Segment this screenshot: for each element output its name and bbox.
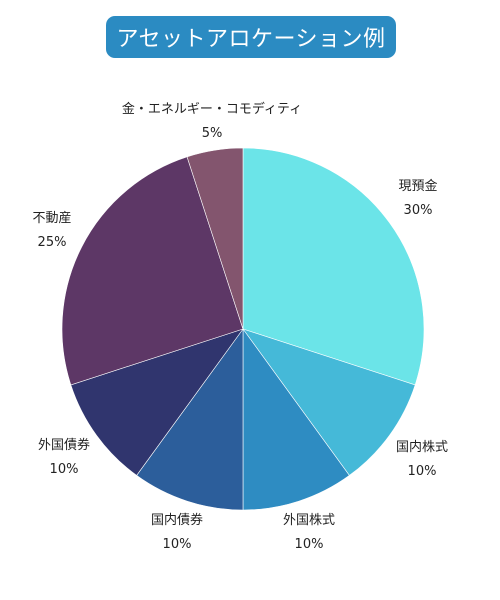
chart-title-badge: アセットアロケーション例 [106,16,396,58]
slice-value-label: 25% [38,235,67,250]
slice-name-label: 不動産 [32,210,71,226]
slice-value-label: 10% [295,537,324,552]
slice-name-label: 外国債券 [38,437,90,453]
slice-value-label: 30% [404,203,433,218]
pie-slice [136,328,244,511]
slice-name-label: 国内債券 [151,512,203,528]
pie-slices [61,147,425,511]
pie-slice [61,156,244,386]
chart-title: アセットアロケーション例 [116,27,386,52]
slice-name-label: 国内株式 [396,439,448,455]
slice-name-label: 現預金 [398,178,437,194]
pie-slice [242,328,416,476]
pie-slice [242,147,425,386]
slice-value-label: 5% [202,126,223,141]
pie-slice [186,147,244,330]
slice-value-label: 10% [408,464,437,479]
slice-name-label: 金・エネルギー・コモディティ [122,101,302,117]
pie-slice [242,328,350,511]
slice-value-label: 10% [163,537,192,552]
pie-slice [70,328,244,476]
slice-name-label: 外国株式 [283,513,335,528]
pie-labels: 現預金 30% 国内株式 10% 外国株式 10% 国内債券 10% 外国債券 10% 不動産 25%… [32,101,448,552]
slice-value-label: 10% [50,462,79,477]
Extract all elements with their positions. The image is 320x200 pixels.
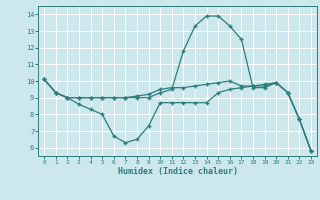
X-axis label: Humidex (Indice chaleur): Humidex (Indice chaleur) [118,167,238,176]
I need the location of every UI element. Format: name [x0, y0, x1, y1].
^^^^
Reproduce the listing above word for word, keeping every line in its original order and omitting the pictures.

* WRITTEN SOLUTION:
Segment this screenshot: for each element output its name and bbox.
chart-title-badge: アセットアロケーション例 [106,16,396,58]
slice-value-label: 25% [38,235,67,250]
slice-name-label: 不動産 [32,210,71,226]
slice-value-label: 10% [295,537,324,552]
slice-name-label: 外国債券 [38,437,90,453]
slice-value-label: 30% [404,203,433,218]
pie-slice [136,328,244,511]
slice-name-label: 国内債券 [151,512,203,528]
pie-slices [61,147,425,511]
pie-slice [61,156,244,386]
chart-title: アセットアロケーション例 [116,27,386,52]
slice-name-label: 国内株式 [396,439,448,455]
slice-name-label: 現預金 [398,178,437,194]
pie-slice [242,328,416,476]
pie-slice [242,147,425,386]
slice-value-label: 5% [202,126,223,141]
pie-slice [186,147,244,330]
slice-value-label: 10% [408,464,437,479]
slice-name-label: 金・エネルギー・コモディティ [122,101,302,117]
pie-slice [242,328,350,511]
slice-value-label: 10% [163,537,192,552]
pie-slice [70,328,244,476]
slice-name-label: 外国株式 [283,513,335,528]
pie-labels: 現預金 30% 国内株式 10% 外国株式 10% 国内債券 10% 外国債券 10% 不動産 25%… [32,101,448,552]
slice-value-label: 10% [50,462,79,477]
Extract all elements with their positions. The image is 320x200 pixels.
X-axis label: Humidex (Indice chaleur): Humidex (Indice chaleur) [118,167,238,176]
I need the location of every UI element. Format: name [x0, y0, x1, y1].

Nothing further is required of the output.